- **TASK DESCRIPTION**:
Locate the string "因为一次函数" in the listing below. Copy every line where it is found.

* * * * * * *

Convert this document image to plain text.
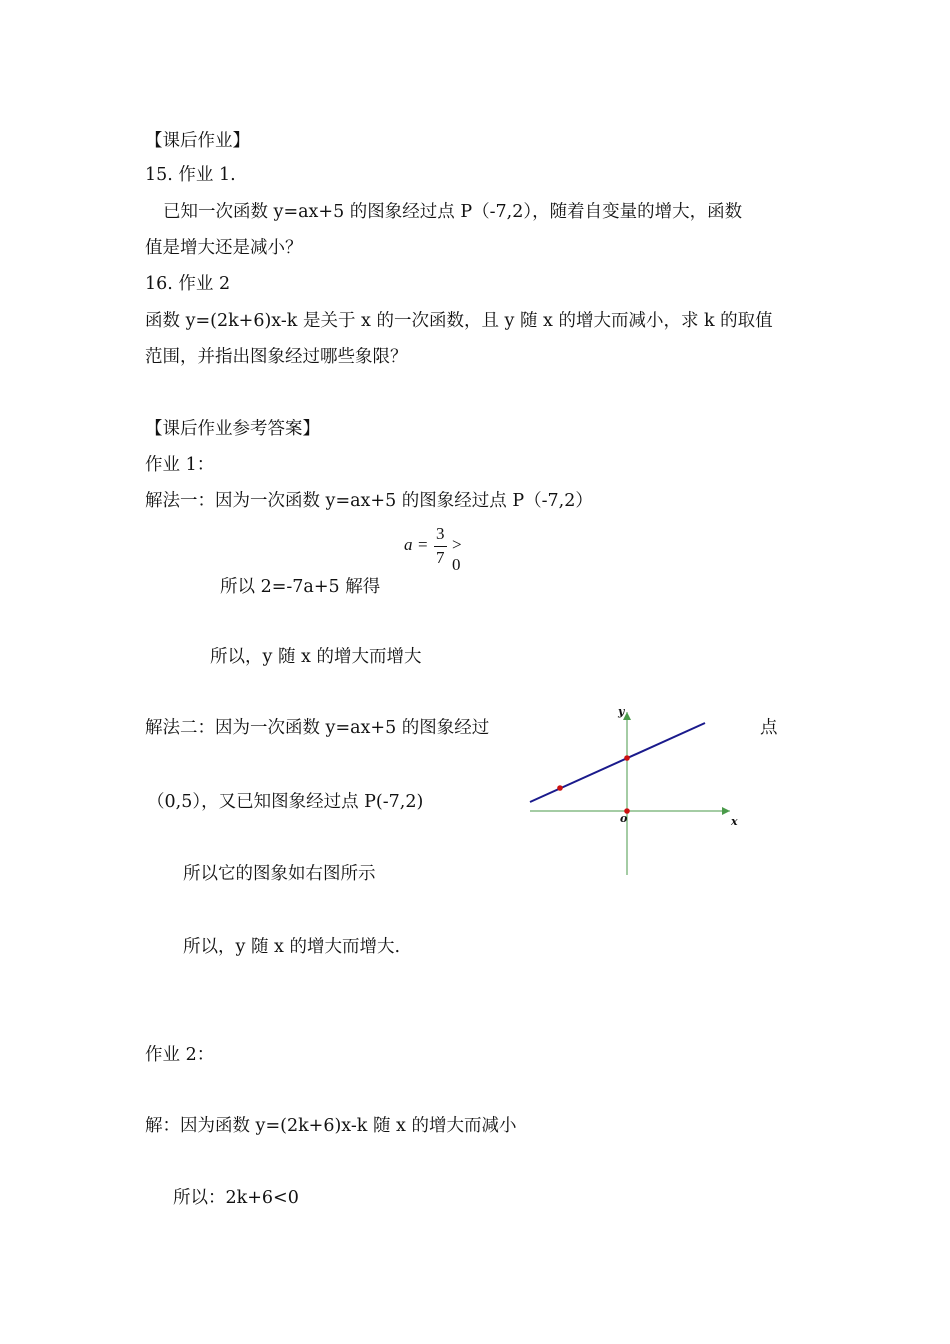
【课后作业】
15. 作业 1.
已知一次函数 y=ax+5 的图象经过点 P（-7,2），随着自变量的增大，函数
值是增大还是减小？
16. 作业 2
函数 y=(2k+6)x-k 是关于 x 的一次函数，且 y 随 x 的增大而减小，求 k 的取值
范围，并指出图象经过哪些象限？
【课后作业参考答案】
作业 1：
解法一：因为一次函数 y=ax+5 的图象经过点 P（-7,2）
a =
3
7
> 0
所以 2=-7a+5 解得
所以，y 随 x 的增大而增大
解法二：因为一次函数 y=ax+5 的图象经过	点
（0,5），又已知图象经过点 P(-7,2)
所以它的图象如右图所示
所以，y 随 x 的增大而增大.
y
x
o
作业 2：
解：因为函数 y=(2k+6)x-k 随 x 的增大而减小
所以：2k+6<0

* * * * * * *

- **RESPONSE TO THE EXERCISE**:
解法一：因为一次函数 y=ax+5 的图象经过点 P（-7,2）
解法二：因为一次函数 y=ax+5 的图象经过	点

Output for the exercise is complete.